Short exercise
Quote the whole listing exactly. Leave the pictures out of your copy.

Provided records
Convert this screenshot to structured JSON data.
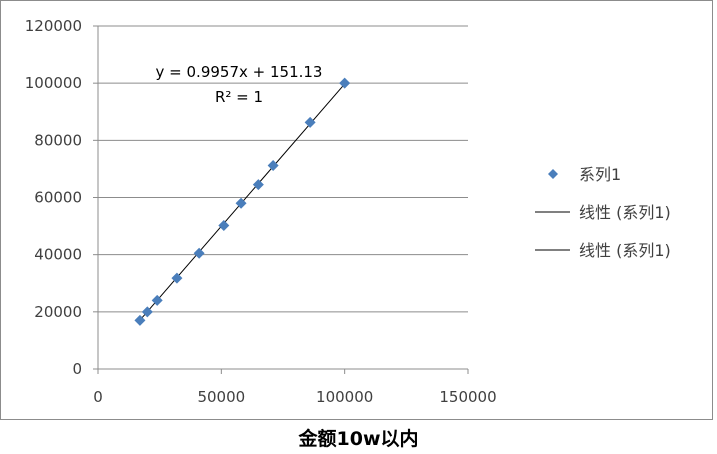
{
  "chart_data": {
    "type": "scatter",
    "xlabel": "金额10w以内",
    "ylabel": "",
    "title": "",
    "xlim": [
      0,
      150000
    ],
    "ylim": [
      0,
      120000
    ],
    "x_ticks": [
      0,
      50000,
      100000,
      150000
    ],
    "y_ticks": [
      0,
      20000,
      40000,
      60000,
      80000,
      100000,
      120000
    ],
    "x_tick_labels": [
      "0",
      "50000",
      "100000",
      "150000"
    ],
    "y_tick_labels": [
      "0",
      "20000",
      "40000",
      "60000",
      "80000",
      "100000",
      "120000"
    ],
    "grid": {
      "horizontal": true,
      "vertical": false
    },
    "series": [
      {
        "name": "系列1",
        "color": "#4a7ebb",
        "marker": "diamond",
        "points": [
          [
            17000,
            17000
          ],
          [
            20000,
            20000
          ],
          [
            24000,
            24000
          ],
          [
            32000,
            31800
          ],
          [
            41000,
            40500
          ],
          [
            51000,
            50200
          ],
          [
            58000,
            58000
          ],
          [
            65000,
            64500
          ],
          [
            71000,
            71200
          ],
          [
            86000,
            86300
          ],
          [
            100000,
            100000
          ]
        ]
      }
    ],
    "trendline": {
      "type": "linear",
      "slope": 0.9957,
      "intercept": 151.13,
      "x_range": [
        17000,
        100000
      ],
      "color": "#000000",
      "equation_label": "y = 0.9957x + 151.13",
      "r2_label": "R² = 1"
    },
    "legend": {
      "position": "right",
      "entries": [
        {
          "label": "系列1",
          "kind": "marker"
        },
        {
          "label": "线性 (系列1)",
          "kind": "line"
        },
        {
          "label": "线性 (系列1)",
          "kind": "line"
        }
      ]
    }
  }
}
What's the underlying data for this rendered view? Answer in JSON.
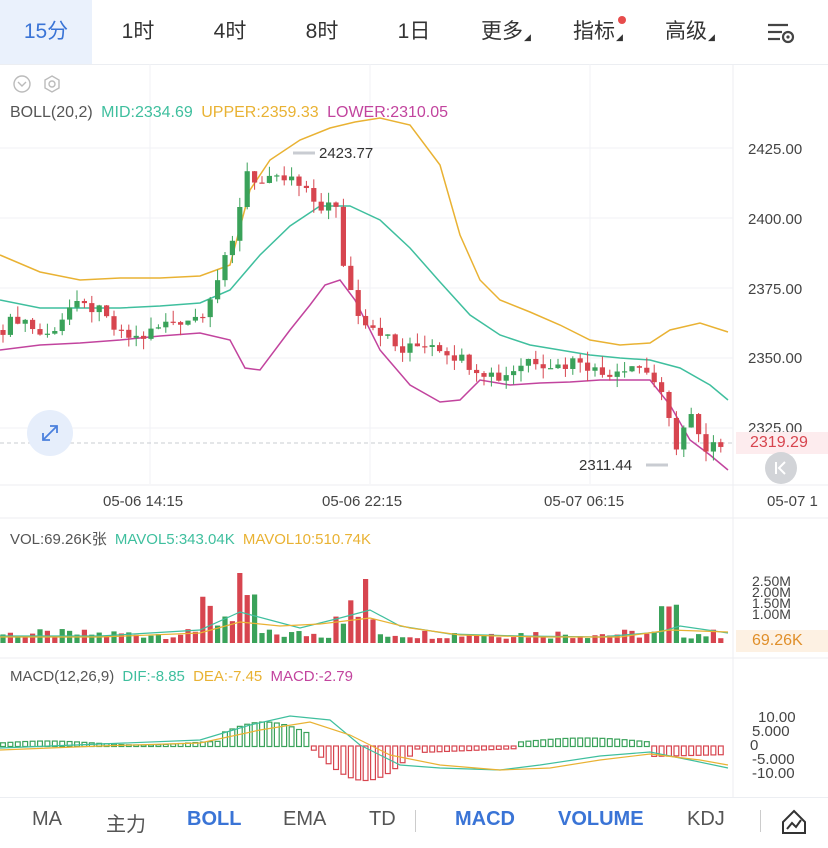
{
  "tabs": [
    {
      "label": "15分",
      "active": true
    },
    {
      "label": "1时"
    },
    {
      "label": "4时"
    },
    {
      "label": "8时"
    },
    {
      "label": "1日"
    },
    {
      "label": "更多"
    },
    {
      "label": "指标"
    },
    {
      "label": "高级"
    }
  ],
  "boll": {
    "label": "BOLL(20,2)",
    "mid": "MID:2334.69",
    "upper": "UPPER:2359.33",
    "lower": "LOWER:2310.05"
  },
  "price_axis": [
    "2425.00",
    "2400.00",
    "2375.00",
    "2350.00",
    "2325.00"
  ],
  "current_price": "2319.29",
  "high_label": "2423.77",
  "low_label": "2311.44",
  "time_axis": [
    "05-06 14:15",
    "05-06 22:15",
    "05-07 06:15",
    "05-07 1"
  ],
  "vol": {
    "label": "VOL:69.26K张",
    "mavol5": "MAVOL5:343.04K",
    "mavol10": "MAVOL10:510.74K",
    "axis": [
      "2.50M",
      "2.00M",
      "1.50M",
      "1.00M"
    ],
    "current": "69.26K"
  },
  "macd": {
    "label": "MACD(12,26,9)",
    "dif": "DIF:-8.85",
    "dea": "DEA:-7.45",
    "macd": "MACD:-2.79",
    "axis": [
      "10.00",
      "5.000",
      "0",
      "-5.000",
      "-10.00"
    ]
  },
  "bottom_tabs": [
    "MA",
    "主力",
    "BOLL",
    "EMA",
    "TD",
    "MACD",
    "VOLUME",
    "KDJ"
  ],
  "colors": {
    "up": "#3aa25a",
    "down": "#d7454f",
    "mid": "#3fbf9e",
    "upper": "#e9b233",
    "lower": "#c2449e",
    "accent": "#3a74d6"
  }
}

Result of the task
Convert this screenshot to structured JSON data.
{
  "chart_data": {
    "type": "scatter",
    "xlabel": "金额10w以内",
    "ylabel": "",
    "title": "",
    "xlim": [
      0,
      150000
    ],
    "ylim": [
      0,
      120000
    ],
    "x_ticks": [
      0,
      50000,
      100000,
      150000
    ],
    "y_ticks": [
      0,
      20000,
      40000,
      60000,
      80000,
      100000,
      120000
    ],
    "x_tick_labels": [
      "0",
      "50000",
      "100000",
      "150000"
    ],
    "y_tick_labels": [
      "0",
      "20000",
      "40000",
      "60000",
      "80000",
      "100000",
      "120000"
    ],
    "grid": {
      "horizontal": true,
      "vertical": false
    },
    "series": [
      {
        "name": "系列1",
        "color": "#4a7ebb",
        "marker": "diamond",
        "points": [
          [
            17000,
            17000
          ],
          [
            20000,
            20000
          ],
          [
            24000,
            24000
          ],
          [
            32000,
            31800
          ],
          [
            41000,
            40500
          ],
          [
            51000,
            50200
          ],
          [
            58000,
            58000
          ],
          [
            65000,
            64500
          ],
          [
            71000,
            71200
          ],
          [
            86000,
            86300
          ],
          [
            100000,
            100000
          ]
        ]
      }
    ],
    "trendline": {
      "type": "linear",
      "slope": 0.9957,
      "intercept": 151.13,
      "x_range": [
        17000,
        100000
      ],
      "color": "#000000",
      "equation_label": "y = 0.9957x + 151.13",
      "r2_label": "R² = 1"
    },
    "legend": {
      "position": "right",
      "entries": [
        {
          "label": "系列1",
          "kind": "marker"
        },
        {
          "label": "线性 (系列1)",
          "kind": "line"
        },
        {
          "label": "线性 (系列1)",
          "kind": "line"
        }
      ]
    }
  }
}
What's the underlying data for this rendered view? Answer in JSON.
{
  "tabs": [
    {
      "label": "15分",
      "active": true
    },
    {
      "label": "1时"
    },
    {
      "label": "4时"
    },
    {
      "label": "8时"
    },
    {
      "label": "1日"
    },
    {
      "label": "更多"
    },
    {
      "label": "指标"
    },
    {
      "label": "高级"
    }
  ],
  "boll": {
    "label": "BOLL(20,2)",
    "mid": "MID:2334.69",
    "upper": "UPPER:2359.33",
    "lower": "LOWER:2310.05"
  },
  "price_axis": [
    "2425.00",
    "2400.00",
    "2375.00",
    "2350.00",
    "2325.00"
  ],
  "current_price": "2319.29",
  "high_label": "2423.77",
  "low_label": "2311.44",
  "time_axis": [
    "05-06 14:15",
    "05-06 22:15",
    "05-07 06:15",
    "05-07 1"
  ],
  "vol": {
    "label": "VOL:69.26K张",
    "mavol5": "MAVOL5:343.04K",
    "mavol10": "MAVOL10:510.74K",
    "axis": [
      "2.50M",
      "2.00M",
      "1.50M",
      "1.00M"
    ],
    "current": "69.26K"
  },
  "macd": {
    "label": "MACD(12,26,9)",
    "dif": "DIF:-8.85",
    "dea": "DEA:-7.45",
    "macd": "MACD:-2.79",
    "axis": [
      "10.00",
      "5.000",
      "0",
      "-5.000",
      "-10.00"
    ]
  },
  "bottom_tabs": [
    "MA",
    "主力",
    "BOLL",
    "EMA",
    "TD",
    "MACD",
    "VOLUME",
    "KDJ"
  ],
  "colors": {
    "up": "#3aa25a",
    "down": "#d7454f",
    "mid": "#3fbf9e",
    "upper": "#e9b233",
    "lower": "#c2449e",
    "accent": "#3a74d6"
  }
}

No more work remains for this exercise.